TO DO: Set down each line of the material that follows, exactly, with no pictures.
--- START OF INFORMATION PROVIDED ---
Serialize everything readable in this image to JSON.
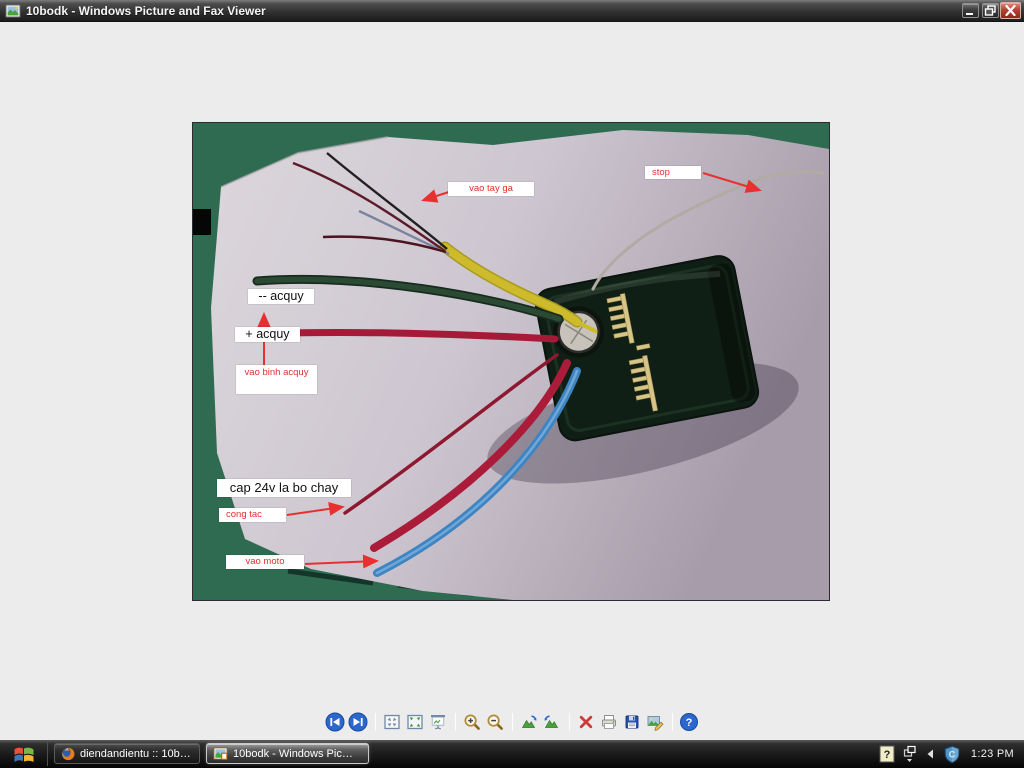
{
  "window": {
    "title": "10bodk - Windows Picture and Fax Viewer",
    "controls": [
      "minimize",
      "restore",
      "close"
    ]
  },
  "viewer": {
    "toolbar_icons": [
      "previous-image",
      "next-image",
      "best-fit",
      "actual-size",
      "start-slideshow",
      "zoom-in",
      "zoom-out",
      "rotate-clockwise",
      "rotate-counterclockwise",
      "delete",
      "print",
      "save",
      "edit",
      "help"
    ],
    "help_glyph": "?"
  },
  "photo": {
    "annotations": {
      "vao_tay_ga": "vao tay ga",
      "stop": "stop",
      "minus_acquy": "-- acquy",
      "plus_acquy": "+ acquy",
      "vao_binh_acquy": "vao binh acquy",
      "cap_24v": "cap 24v la bo chay",
      "cong_tac": "cong tac",
      "vao_moto": "vao moto"
    }
  },
  "taskbar": {
    "buttons": [
      {
        "label": "diendandientu :: 10b…",
        "icon": "firefox"
      },
      {
        "label": "10bodk - Windows Pic…",
        "icon": "picture-viewer",
        "active": true
      }
    ],
    "tray": {
      "icons": [
        "language-help",
        "display",
        "hide-icons-chevron",
        "security-shield"
      ],
      "help_glyph": "?",
      "shield_glyph": "C",
      "clock": "1:23 PM"
    }
  },
  "colors": {
    "annotation_red": "#e03030",
    "paper": "#cdc6d0",
    "table_green": "#2f6b50",
    "titlebar_gray": "#3a3a3a",
    "taskbar_black": "#191919"
  }
}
--- END OF INFORMATION PROVIDED ---
EXERCISE SOLUTION:
Serialize everything readable in this image to JSON.
{
  "window": {
    "title": "10bodk - Windows Picture and Fax Viewer",
    "controls": [
      "minimize",
      "restore",
      "close"
    ]
  },
  "viewer": {
    "toolbar_icons": [
      "previous-image",
      "next-image",
      "best-fit",
      "actual-size",
      "start-slideshow",
      "zoom-in",
      "zoom-out",
      "rotate-clockwise",
      "rotate-counterclockwise",
      "delete",
      "print",
      "save",
      "edit",
      "help"
    ],
    "help_glyph": "?"
  },
  "photo": {
    "annotations": {
      "vao_tay_ga": "vao tay ga",
      "stop": "stop",
      "minus_acquy": "-- acquy",
      "plus_acquy": "+ acquy",
      "vao_binh_acquy": "vao binh acquy",
      "cap_24v": "cap 24v la bo chay",
      "cong_tac": "cong tac",
      "vao_moto": "vao moto"
    }
  },
  "taskbar": {
    "buttons": [
      {
        "label": "diendandientu :: 10b…",
        "icon": "firefox"
      },
      {
        "label": "10bodk - Windows Pic…",
        "icon": "picture-viewer",
        "active": true
      }
    ],
    "tray": {
      "icons": [
        "language-help",
        "display",
        "hide-icons-chevron",
        "security-shield"
      ],
      "help_glyph": "?",
      "shield_glyph": "C",
      "clock": "1:23 PM"
    }
  },
  "colors": {
    "annotation_red": "#e03030",
    "paper": "#cdc6d0",
    "table_green": "#2f6b50",
    "titlebar_gray": "#3a3a3a",
    "taskbar_black": "#191919"
  }
}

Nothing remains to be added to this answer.